Exercise details. Copy the lines between the one containing "item-mute-all[interactable]: 静音所有声音 关闭手机上的所有声音，包括来电、提醒和媒体。" and the one containing "item-accessibility-shortcut[interactable]: 辅助功能快捷方式 关", inclusive, word for word.

Exercise input.
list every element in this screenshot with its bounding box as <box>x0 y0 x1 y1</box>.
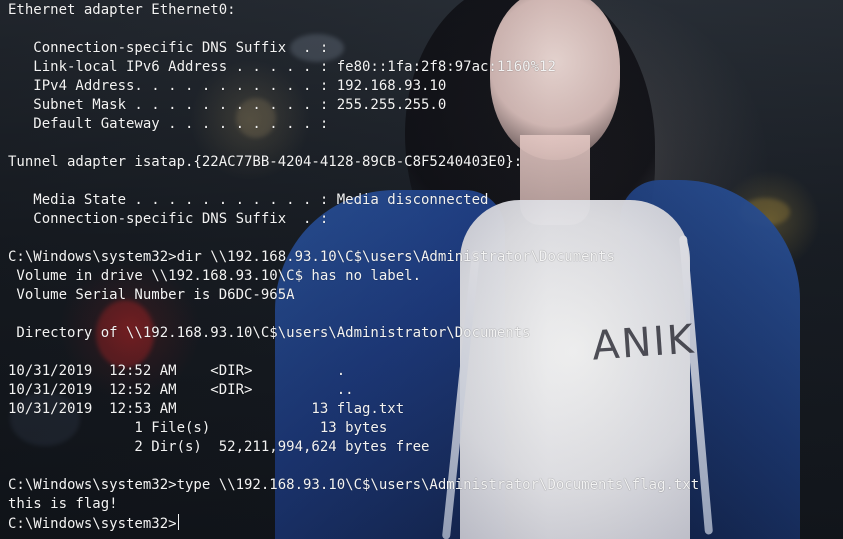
terminal-line: C:\Windows\system32>dir \\192.168.93.10\… <box>8 249 615 265</box>
terminal-window[interactable]: ANIK Ethernet adapter Ethernet0: Connect… <box>0 0 843 539</box>
terminal-line: Volume Serial Number is D6DC-965A <box>8 287 295 303</box>
prompt-line[interactable]: C:\Windows\system32> <box>8 514 835 533</box>
text-cursor <box>177 514 179 530</box>
terminal-line: Ethernet adapter Ethernet0: <box>8 2 236 18</box>
terminal-line: Subnet Mask . . . . . . . . . . . : 255.… <box>8 97 447 113</box>
command-prompt: C:\Windows\system32> <box>8 516 177 532</box>
terminal-line: Media State . . . . . . . . . . . : Medi… <box>8 192 489 208</box>
terminal-line: 2 Dir(s) 52,211,994,624 bytes free <box>8 439 430 455</box>
terminal-line: Default Gateway . . . . . . . . . : <box>8 116 329 132</box>
terminal-line: C:\Windows\system32>type \\192.168.93.10… <box>8 477 700 493</box>
terminal-line: 10/31/2019 12:52 AM <DIR> . <box>8 363 346 379</box>
terminal-line: 10/31/2019 12:53 AM 13 flag.txt <box>8 401 405 417</box>
terminal-line: Volume in drive \\192.168.93.10\C$ has n… <box>8 268 422 284</box>
terminal-line: Connection-specific DNS Suffix . : <box>8 211 329 227</box>
terminal-line: Link-local IPv6 Address . . . . . : fe80… <box>8 59 556 75</box>
terminal-line: Tunnel adapter isatap.{22AC77BB-4204-412… <box>8 154 523 170</box>
terminal-line: Directory of \\192.168.93.10\C$\users\Ad… <box>8 325 531 341</box>
terminal-line: IPv4 Address. . . . . . . . . . . : 192.… <box>8 78 447 94</box>
terminal-line: 10/31/2019 12:52 AM <DIR> .. <box>8 382 354 398</box>
terminal-line: 1 File(s) 13 bytes <box>8 420 388 436</box>
terminal-line: Connection-specific DNS Suffix . : <box>8 40 329 56</box>
terminal-output: Ethernet adapter Ethernet0: Connection-s… <box>8 1 835 539</box>
terminal-line: this is flag! <box>8 496 118 512</box>
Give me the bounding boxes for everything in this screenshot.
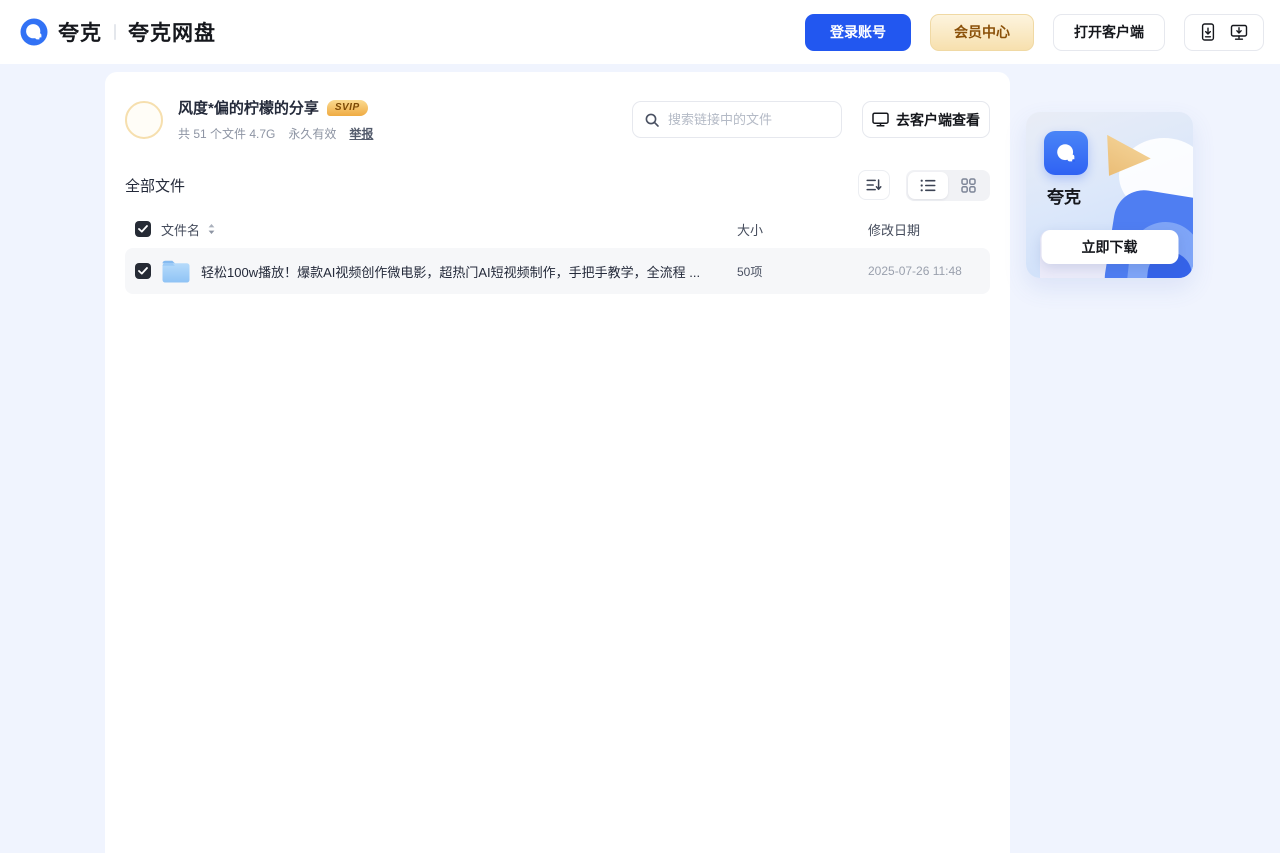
share-info: 风度*偏的柠檬的分享 SVIP 共 51 个文件 4.7G 永久有效 举报 (178, 97, 373, 142)
report-link[interactable]: 举报 (349, 125, 373, 142)
desktop-download-icon[interactable] (1230, 24, 1248, 41)
column-name-label: 文件名 (161, 222, 201, 238)
file-name-cell: 轻松100w播放！爆款AI视频创作微电影，超热门AI短视频制作，手把手教学，全流… (135, 259, 737, 284)
login-button[interactable]: 登录账号 (805, 13, 911, 51)
view-in-client-button[interactable]: 去客户端查看 (862, 101, 990, 138)
share-file-count: 共 51 个文件 4.7G (178, 127, 276, 141)
open-client-button[interactable]: 打开客户端 (1053, 13, 1165, 51)
file-name-text: 轻松100w播放！爆款AI视频创作微电影，超热门AI短视频制作，手把手教学，全流… (201, 264, 701, 280)
view-tools (858, 169, 990, 201)
all-files-title: 全部文件 (125, 177, 186, 195)
avatar (125, 100, 163, 139)
view-in-client-label: 去客户端查看 (896, 111, 980, 128)
header-actions: 登录账号 会员中心 打开客户端 (805, 13, 1264, 51)
monitor-icon (872, 112, 889, 127)
select-all-checkbox[interactable] (135, 221, 151, 237)
list-view-icon (920, 179, 936, 191)
brand-group: 夸克 夸克网盘 (20, 17, 216, 47)
view-toggle (906, 169, 990, 201)
product-name: 夸克网盘 (128, 22, 216, 45)
row-checkbox[interactable] (135, 263, 151, 279)
sort-icon (866, 179, 882, 191)
column-name-header[interactable]: 文件名 (135, 220, 737, 239)
folder-icon (161, 259, 191, 284)
share-meta: 共 51 个文件 4.7G 永久有效 举报 (178, 125, 373, 142)
share-tools: 去客户端查看 (632, 101, 990, 138)
member-center-button[interactable]: 会员中心 (930, 13, 1034, 51)
share-header: 风度*偏的柠檬的分享 SVIP 共 51 个文件 4.7G 永久有效 举报 搜索… (125, 72, 990, 142)
share-title: 风度*偏的柠檬的分享 (178, 100, 319, 117)
search-input[interactable] (668, 112, 830, 127)
check-icon (138, 267, 148, 275)
file-size-text: 50项 (737, 264, 763, 279)
section-row: 全部文件 (125, 169, 990, 201)
column-date-label: 修改日期 (868, 222, 921, 238)
svip-badge: SVIP (326, 99, 368, 116)
list-view-button[interactable] (908, 171, 948, 199)
quark-logo-icon (20, 18, 48, 46)
file-date-text: 2025-07-26 11:48 (868, 264, 962, 278)
check-icon (138, 225, 148, 233)
quark-app-icon (1044, 131, 1088, 175)
main-panel: 风度*偏的柠檬的分享 SVIP 共 51 个文件 4.7G 永久有效 举报 搜索… (105, 72, 1010, 853)
brand-divider (114, 24, 116, 40)
brand-name: 夸克 (58, 22, 102, 45)
mobile-download-icon[interactable] (1200, 23, 1216, 41)
download-now-button[interactable]: 立即下载 (1041, 230, 1178, 264)
top-header: 夸克 夸克网盘 登录账号 会员中心 打开客户端 (0, 0, 1280, 64)
grid-view-button[interactable] (948, 172, 988, 199)
table-row[interactable]: 轻松100w播放！爆款AI视频创作微电影，超热门AI短视频制作，手把手教学，全流… (125, 248, 990, 294)
share-validity: 永久有效 (288, 127, 337, 141)
promo-app-name: 夸克 (1047, 188, 1081, 207)
table-header: 文件名 大小 修改日期 (125, 214, 990, 244)
app-promo-card: 夸克 立即下载 (1026, 112, 1193, 278)
client-download-group (1184, 13, 1264, 51)
search-box (632, 101, 842, 138)
search-icon (644, 112, 660, 128)
grid-view-icon (960, 177, 976, 193)
column-size-label: 大小 (737, 222, 764, 238)
sort-button[interactable] (858, 170, 890, 200)
sort-carets-icon (207, 223, 216, 235)
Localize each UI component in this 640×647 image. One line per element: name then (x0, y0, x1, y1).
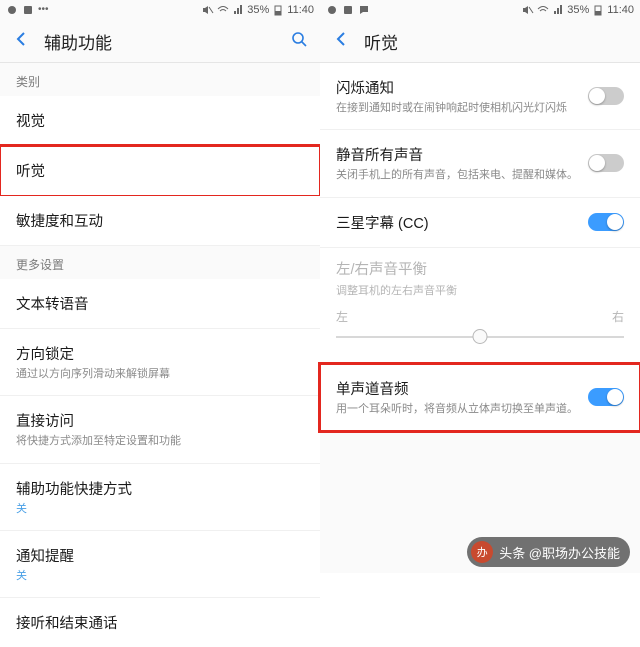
item-mute-all[interactable]: 静音所有声音 关闭手机上的所有声音，包括来电、提醒和媒体。 (320, 130, 640, 197)
item-label: 静音所有声音 (336, 144, 585, 165)
item-label: 敏捷度和互动 (16, 210, 304, 231)
balance-right-label: 右 (612, 308, 624, 325)
clock: 11:40 (287, 4, 314, 16)
balance-left-label: 左 (336, 308, 348, 325)
back-icon[interactable] (12, 30, 30, 53)
section-label-more: 更多设置 (0, 246, 320, 279)
battery-icon (592, 4, 604, 16)
chat-icon (358, 4, 370, 16)
notification-dot-icon (6, 4, 18, 16)
battery-icon (272, 4, 284, 16)
item-flash-notification[interactable]: 闪烁通知 在接到通知时或在闹钟响起时使相机闪光灯闪烁 (320, 63, 640, 130)
item-label: 闪烁通知 (336, 77, 585, 98)
item-label: 直接访问 (16, 410, 304, 431)
item-label: 左/右声音平衡 (336, 258, 624, 279)
item-notification-reminder[interactable]: 通知提醒 关 (0, 531, 320, 598)
signal-icon (232, 4, 244, 16)
balance-slider[interactable] (336, 327, 624, 347)
item-desc: 关闭手机上的所有声音，包括来电、提醒和媒体。 (336, 168, 585, 182)
item-accessibility-shortcut[interactable]: 辅助功能快捷方式 关 (0, 464, 320, 531)
accessibility-settings-pane: ••• 35% 11:40 辅助功能 类别 视觉 听觉 敏捷度和互动 (0, 0, 320, 573)
watermark-text: 头条 @职场办公技能 (499, 543, 620, 562)
search-icon[interactable] (290, 30, 308, 53)
header: 听觉 (320, 20, 640, 62)
toggle-switch[interactable] (588, 388, 624, 406)
slider-thumb-icon[interactable] (473, 329, 488, 344)
section-label-category: 类别 (0, 63, 320, 96)
mute-icon (202, 4, 214, 16)
item-tts[interactable]: 文本转语音 (0, 279, 320, 329)
item-label: 单声道音频 (336, 378, 585, 399)
item-label: 方向锁定 (16, 343, 304, 364)
avatar-icon: 办 (471, 541, 493, 563)
mute-icon (522, 4, 534, 16)
item-desc: 调整耳机的左右声音平衡 (336, 282, 624, 298)
battery-percent: 35% (567, 4, 589, 16)
clock: 11:40 (607, 4, 634, 16)
toggle-switch[interactable] (588, 87, 624, 105)
item-hearing[interactable]: 听觉 (0, 146, 320, 196)
wifi-icon (217, 4, 229, 16)
app-icon (22, 4, 34, 16)
signal-icon (552, 4, 564, 16)
item-desc: 关 (16, 569, 304, 583)
item-label: 视觉 (16, 110, 304, 131)
item-sound-balance: 左/右声音平衡 调整耳机的左右声音平衡 左 右 (320, 248, 640, 364)
item-direct-access[interactable]: 直接访问 将快捷方式添加至特定设置和功能 (0, 396, 320, 463)
item-answer-end-calls[interactable]: 接听和结束通话 (0, 598, 320, 647)
page-title: 辅助功能 (44, 29, 112, 54)
toggle-switch[interactable] (588, 154, 624, 172)
status-bar: ••• 35% 11:40 (0, 0, 320, 20)
status-bar: 35% 11:40 (320, 0, 640, 20)
hearing-settings-pane: 35% 11:40 听觉 闪烁通知 在接到通知时或在闹钟响起时使相机闪光灯闪烁 … (320, 0, 640, 573)
item-label: 三星字幕 (CC) (336, 212, 585, 233)
item-orientation-lock[interactable]: 方向锁定 通过以方向序列滑动来解锁屏幕 (0, 329, 320, 396)
item-vision[interactable]: 视觉 (0, 96, 320, 146)
watermark: 办 头条 @职场办公技能 (467, 537, 630, 567)
page-title: 听觉 (364, 29, 398, 54)
item-samsung-cc[interactable]: 三星字幕 (CC) (320, 198, 640, 248)
item-desc: 在接到通知时或在闹钟响起时使相机闪光灯闪烁 (336, 101, 585, 115)
item-label: 辅助功能快捷方式 (16, 478, 304, 499)
item-label: 接听和结束通话 (16, 612, 304, 633)
more-icon: ••• (38, 4, 49, 16)
item-mono-audio[interactable]: 单声道音频 用一个耳朵听时，将音频从立体声切换至单声道。 (320, 364, 640, 431)
wifi-icon (537, 4, 549, 16)
item-label: 听觉 (16, 160, 304, 181)
item-label: 文本转语音 (16, 293, 304, 314)
battery-percent: 35% (247, 4, 269, 16)
item-desc: 用一个耳朵听时，将音频从立体声切换至单声道。 (336, 402, 585, 416)
item-label: 通知提醒 (16, 545, 304, 566)
item-desc: 通过以方向序列滑动来解锁屏幕 (16, 367, 304, 381)
toggle-switch[interactable] (588, 213, 624, 231)
back-icon[interactable] (332, 30, 350, 53)
header: 辅助功能 (0, 20, 320, 62)
item-desc: 将快捷方式添加至特定设置和功能 (16, 434, 304, 448)
notification-dot-icon (326, 4, 338, 16)
app-icon (342, 4, 354, 16)
item-desc: 关 (16, 502, 304, 516)
item-dexterity[interactable]: 敏捷度和互动 (0, 196, 320, 246)
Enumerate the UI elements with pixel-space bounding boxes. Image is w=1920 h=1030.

Solution for this exercise.
item-mute-all[interactable]: 静音所有声音 关闭手机上的所有声音，包括来电、提醒和媒体。 (320, 130, 640, 197)
item-label: 静音所有声音 (336, 144, 585, 165)
item-label: 敏捷度和互动 (16, 210, 304, 231)
balance-right-label: 右 (612, 308, 624, 325)
clock: 11:40 (287, 4, 314, 16)
balance-left-label: 左 (336, 308, 348, 325)
back-icon[interactable] (12, 30, 30, 53)
section-label-more: 更多设置 (0, 246, 320, 279)
battery-icon (592, 4, 604, 16)
chat-icon (358, 4, 370, 16)
notification-dot-icon (6, 4, 18, 16)
battery-icon (272, 4, 284, 16)
item-flash-notification[interactable]: 闪烁通知 在接到通知时或在闹钟响起时使相机闪光灯闪烁 (320, 63, 640, 130)
item-label: 闪烁通知 (336, 77, 585, 98)
item-label: 直接访问 (16, 410, 304, 431)
item-label: 左/右声音平衡 (336, 258, 624, 279)
item-notification-reminder[interactable]: 通知提醒 关 (0, 531, 320, 598)
signal-icon (232, 4, 244, 16)
balance-slider[interactable] (336, 327, 624, 347)
item-desc: 关闭手机上的所有声音，包括来电、提醒和媒体。 (336, 168, 585, 182)
item-accessibility-shortcut[interactable]: 辅助功能快捷方式 关 (0, 464, 320, 531)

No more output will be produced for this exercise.